-- begin RECORDS FOR THIS TASK --

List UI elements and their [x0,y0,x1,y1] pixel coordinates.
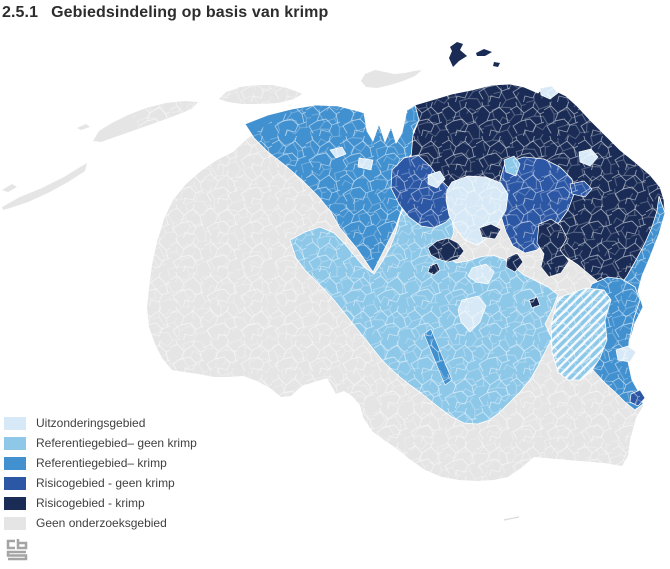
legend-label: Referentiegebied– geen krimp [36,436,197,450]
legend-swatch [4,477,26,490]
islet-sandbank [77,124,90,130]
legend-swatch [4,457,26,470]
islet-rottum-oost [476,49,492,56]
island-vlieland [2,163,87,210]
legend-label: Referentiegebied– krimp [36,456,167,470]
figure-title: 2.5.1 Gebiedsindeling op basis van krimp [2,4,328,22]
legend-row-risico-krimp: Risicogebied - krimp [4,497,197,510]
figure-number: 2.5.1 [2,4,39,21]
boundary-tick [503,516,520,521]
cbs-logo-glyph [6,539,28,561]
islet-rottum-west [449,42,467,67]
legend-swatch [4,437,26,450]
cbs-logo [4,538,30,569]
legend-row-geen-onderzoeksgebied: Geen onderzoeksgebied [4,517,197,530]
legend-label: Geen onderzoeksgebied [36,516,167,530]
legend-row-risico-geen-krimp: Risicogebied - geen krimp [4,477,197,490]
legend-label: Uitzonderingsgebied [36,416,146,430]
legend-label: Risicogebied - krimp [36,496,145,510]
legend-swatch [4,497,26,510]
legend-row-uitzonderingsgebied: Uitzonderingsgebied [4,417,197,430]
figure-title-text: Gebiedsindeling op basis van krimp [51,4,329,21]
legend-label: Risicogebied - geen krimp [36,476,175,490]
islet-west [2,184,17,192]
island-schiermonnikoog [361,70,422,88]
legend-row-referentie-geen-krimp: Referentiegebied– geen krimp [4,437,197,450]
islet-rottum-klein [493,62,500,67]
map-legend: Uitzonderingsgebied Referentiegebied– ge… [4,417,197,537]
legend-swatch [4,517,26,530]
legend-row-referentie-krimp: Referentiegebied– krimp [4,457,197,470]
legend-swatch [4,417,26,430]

-- end RECORDS FOR THIS TASK --

▶ _AIM OF THE EXERCISE_:
Reproduce every line of the entries above without changing a character, and leave the pictures out.

▶ _RESPONSE TO THE TASK_:
List UI elements and their [x0,y0,x1,y1] pixel coordinates.
legend-label: Referentiegebied– geen krimp [36,436,197,450]
legend-swatch [4,477,26,490]
islet-sandbank [77,124,90,130]
legend-swatch [4,457,26,470]
islet-rottum-oost [476,49,492,56]
island-vlieland [2,163,87,210]
legend-label: Referentiegebied– krimp [36,456,167,470]
figure-title: 2.5.1 Gebiedsindeling op basis van krimp [2,4,328,22]
legend-row-risico-krimp: Risicogebied - krimp [4,497,197,510]
figure-number: 2.5.1 [2,4,39,21]
boundary-tick [503,516,520,521]
cbs-logo-glyph [6,539,28,561]
islet-rottum-west [449,42,467,67]
legend-swatch [4,437,26,450]
cbs-logo [4,538,30,569]
legend-row-geen-onderzoeksgebied: Geen onderzoeksgebied [4,517,197,530]
legend-label: Geen onderzoeksgebied [36,516,167,530]
legend-row-risico-geen-krimp: Risicogebied - geen krimp [4,477,197,490]
legend-label: Uitzonderingsgebied [36,416,146,430]
legend-label: Risicogebied - krimp [36,496,145,510]
legend-swatch [4,497,26,510]
legend-row-uitzonderingsgebied: Uitzonderingsgebied [4,417,197,430]
figure-title-text: Gebiedsindeling op basis van krimp [51,4,329,21]
legend-label: Risicogebied - geen krimp [36,476,175,490]
islet-west [2,184,17,192]
island-schiermonnikoog [361,70,422,88]
legend-row-referentie-geen-krimp: Referentiegebied– geen krimp [4,437,197,450]
islet-rottum-klein [493,62,500,67]
map-legend: Uitzonderingsgebied Referentiegebied– ge… [4,417,197,537]
legend-swatch [4,517,26,530]
legend-row-referentie-krimp: Referentiegebied– krimp [4,457,197,470]
legend-swatch [4,417,26,430]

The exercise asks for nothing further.